§ ESTRATTO DEL DOCUMENTO:
+++
A cura di Tiziana Bartolini
Le lezioni che la pandemia ci impartisce e le riflessioni che ci sollecita. A partire dalla vulnerabilità di noi tutti/e, viventi/mortali
La prof.ssa Marianna Gensabella, professoressa ordinaria di Filosofia morale presso il Dipartimento di Civiltà antiche e moderne dell’Università degli Studi di Messina, contribuisce anche a questa quarta edizione del Festival di Bioetica (Santa Margherita Ligure, 27 e 28 agosto 2020) che raccoglie riflessioni intorno al tema della “Cura".
Le domande che le rivolgiamo sono ispirate al documento che il Comitato Nazionale per la Bioetica (CNB) ha stilato lo scorso 28 maggio 2020, dal titolo "Covid-19: salute pubblica, libertà individuale e solidarietà sociale", tenendo conto della "eccezionalità della minaccia alla salute dell'individuo e della collettività" di fronte alla quale ci ha posto la pandemia.
Prof.ssa Gensabella il coronavirus ci ha catapultato in una dimensione che difficilmente avremmo potuto immaginare. Come CNB avete preso in considerazione le relazioni che intercorrono tra tutela della salute del singolo individuo e della collettività. Quali sono le principali osservazioni rilevate?
La pandemia ha fatto emergere un problema che è centrale in bioetica, anche se spesso oscurato dalle cosiddette questioni di frontiera sull’inizio e fine vita, ossia il rapporto non sempre pacifico tra salute dell’individuo e salute della collettività. Il CNB lo ha preso in considerazione, sia nel primo parare dedicato al COVID, sia nel secondo a cui Lei fa riferimento.
Nel primo, Covid-19: La decisione clinica in condizioni di carenza di risorse e il criterio del “triage in emergenza pandemica”, la relazione tra la salute individuale del singolo e la salute di tutti assume connotazioni che non esiterei a definire tragiche. Ci si trova infatti di fronte ad uno dei dilemmi più difficili della bioetica clinica: non il conflitto tra due doveri, ma la necessità di orientarsi di fronte all’unico dovere di cura, spezzato in due, tra il dovere di curare al massimo il singolo paziente e il dovere di utilizzare al meglio risorse scarse. Il CNB risolve il dilemma nell’unico modo secondo me possibile, ricorrendo come criterio di scelta al criterio clinico, ossia alla valutazione, a parità di urgenza del bisogno di cura, della possibilità di trarre beneficio dall’intervento terapeutico. Sono esclusi tutti gli altri criteri possibili, come ad esempio il criterio dell’età. Il significato di questa scelta è di alto valore etico: ogni paziente va preso in considerazione, nessuno può essere escluso a priori, sulla base di un’appartenenza ad una determinata categoria.
+++
§ PROBLEMI DA RISOLVERE:
[a] Traduci in inglese questa frase dell'intervista sulla pandemia: "Sono esclusi tutti gli altri criteri possibili, come ad esempio il criterio dell’età."
[b] Stampa dall'intervista sulla pandemia tutto il testo che va da "Prof.ssa Gensabella il" giù fino a "principali osservazioni rilevate?".
+++
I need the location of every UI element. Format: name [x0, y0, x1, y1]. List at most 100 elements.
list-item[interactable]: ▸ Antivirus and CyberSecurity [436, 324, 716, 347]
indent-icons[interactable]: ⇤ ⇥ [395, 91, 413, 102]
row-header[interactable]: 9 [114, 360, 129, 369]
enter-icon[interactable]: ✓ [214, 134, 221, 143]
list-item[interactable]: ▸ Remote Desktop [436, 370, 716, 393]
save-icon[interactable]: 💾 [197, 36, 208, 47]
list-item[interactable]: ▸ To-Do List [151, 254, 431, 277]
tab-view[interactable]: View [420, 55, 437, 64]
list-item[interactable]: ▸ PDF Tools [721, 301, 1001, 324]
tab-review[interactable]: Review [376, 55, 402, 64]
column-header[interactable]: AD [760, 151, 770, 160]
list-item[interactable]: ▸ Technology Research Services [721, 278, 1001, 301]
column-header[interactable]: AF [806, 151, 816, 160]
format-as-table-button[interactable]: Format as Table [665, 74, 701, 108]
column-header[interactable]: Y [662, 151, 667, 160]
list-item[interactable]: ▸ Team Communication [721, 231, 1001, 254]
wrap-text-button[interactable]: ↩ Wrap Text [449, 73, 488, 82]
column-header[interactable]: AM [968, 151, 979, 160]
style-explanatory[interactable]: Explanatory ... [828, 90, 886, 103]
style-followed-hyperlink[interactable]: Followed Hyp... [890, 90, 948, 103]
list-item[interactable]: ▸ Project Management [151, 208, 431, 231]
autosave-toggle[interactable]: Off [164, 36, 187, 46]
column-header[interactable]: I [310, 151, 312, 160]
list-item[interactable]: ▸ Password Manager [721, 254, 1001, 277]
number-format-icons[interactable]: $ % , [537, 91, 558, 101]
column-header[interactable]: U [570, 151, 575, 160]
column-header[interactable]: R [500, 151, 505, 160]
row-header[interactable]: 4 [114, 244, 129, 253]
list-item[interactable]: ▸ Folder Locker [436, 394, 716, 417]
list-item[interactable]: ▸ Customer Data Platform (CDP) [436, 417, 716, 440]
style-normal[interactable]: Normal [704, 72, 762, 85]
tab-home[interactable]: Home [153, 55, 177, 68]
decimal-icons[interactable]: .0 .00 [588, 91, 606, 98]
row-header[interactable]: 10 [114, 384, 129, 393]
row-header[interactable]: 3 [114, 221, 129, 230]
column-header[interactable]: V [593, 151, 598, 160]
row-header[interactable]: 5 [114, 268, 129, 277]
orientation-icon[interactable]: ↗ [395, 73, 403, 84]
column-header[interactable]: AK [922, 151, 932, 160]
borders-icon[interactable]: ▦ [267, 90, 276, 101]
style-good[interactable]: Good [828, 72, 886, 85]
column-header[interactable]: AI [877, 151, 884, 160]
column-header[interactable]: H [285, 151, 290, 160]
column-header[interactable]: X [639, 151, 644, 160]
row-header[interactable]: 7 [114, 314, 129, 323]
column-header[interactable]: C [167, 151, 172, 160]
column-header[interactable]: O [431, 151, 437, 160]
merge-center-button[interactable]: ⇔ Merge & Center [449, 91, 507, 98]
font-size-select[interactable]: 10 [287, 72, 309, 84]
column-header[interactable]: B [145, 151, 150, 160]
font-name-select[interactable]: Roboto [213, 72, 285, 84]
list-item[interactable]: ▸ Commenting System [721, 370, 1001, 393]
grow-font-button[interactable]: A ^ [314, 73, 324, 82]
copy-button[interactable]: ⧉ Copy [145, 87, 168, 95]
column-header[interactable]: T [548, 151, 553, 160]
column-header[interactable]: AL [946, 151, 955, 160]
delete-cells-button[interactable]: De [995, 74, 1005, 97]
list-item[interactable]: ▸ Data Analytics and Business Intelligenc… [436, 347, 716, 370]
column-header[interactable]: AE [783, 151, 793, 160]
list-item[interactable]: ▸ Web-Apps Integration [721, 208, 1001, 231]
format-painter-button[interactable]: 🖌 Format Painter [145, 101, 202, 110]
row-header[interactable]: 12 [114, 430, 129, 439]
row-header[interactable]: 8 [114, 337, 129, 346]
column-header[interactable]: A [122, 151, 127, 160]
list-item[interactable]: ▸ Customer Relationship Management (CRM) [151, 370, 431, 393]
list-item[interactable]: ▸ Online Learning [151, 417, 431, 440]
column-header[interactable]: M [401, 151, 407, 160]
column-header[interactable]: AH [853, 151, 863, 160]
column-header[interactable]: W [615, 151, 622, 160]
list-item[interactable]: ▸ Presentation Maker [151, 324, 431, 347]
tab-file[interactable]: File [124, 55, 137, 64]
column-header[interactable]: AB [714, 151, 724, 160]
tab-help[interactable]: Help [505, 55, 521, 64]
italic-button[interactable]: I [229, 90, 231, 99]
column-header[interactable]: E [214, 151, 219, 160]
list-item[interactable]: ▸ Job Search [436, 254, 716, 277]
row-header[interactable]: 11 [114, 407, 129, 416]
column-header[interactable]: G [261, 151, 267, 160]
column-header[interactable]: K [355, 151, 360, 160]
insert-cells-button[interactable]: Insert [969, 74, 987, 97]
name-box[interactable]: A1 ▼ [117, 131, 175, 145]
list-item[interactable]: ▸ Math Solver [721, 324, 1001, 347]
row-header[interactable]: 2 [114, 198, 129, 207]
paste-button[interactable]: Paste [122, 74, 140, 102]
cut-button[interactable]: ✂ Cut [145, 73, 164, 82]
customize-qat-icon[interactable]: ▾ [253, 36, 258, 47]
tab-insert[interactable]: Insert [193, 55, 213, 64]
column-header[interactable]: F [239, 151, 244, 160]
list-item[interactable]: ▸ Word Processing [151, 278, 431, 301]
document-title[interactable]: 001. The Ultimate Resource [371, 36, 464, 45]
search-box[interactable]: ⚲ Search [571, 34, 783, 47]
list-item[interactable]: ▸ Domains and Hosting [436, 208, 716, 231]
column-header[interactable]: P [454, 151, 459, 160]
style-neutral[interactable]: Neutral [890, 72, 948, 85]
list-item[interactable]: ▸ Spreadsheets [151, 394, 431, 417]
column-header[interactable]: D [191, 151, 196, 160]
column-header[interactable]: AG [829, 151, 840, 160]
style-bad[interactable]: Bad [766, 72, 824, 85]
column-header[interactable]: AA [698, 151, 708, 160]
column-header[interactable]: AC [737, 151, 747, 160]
+++
§ SOLUZIONI DEI COMPITI:
[a] All other possible criteria are excluded, such as, for example, the criterion of age.

[b]
Prof.ssa Gensabella il coronavirus ci ha catapultato in una dimensione che difficilmente avremmo potuto immaginare. Come CNB avete preso in considerazione le relazioni che intercorrono tra tutela della salute del singolo individuo e della collettività. Quali sono le principali osservazioni rilevate?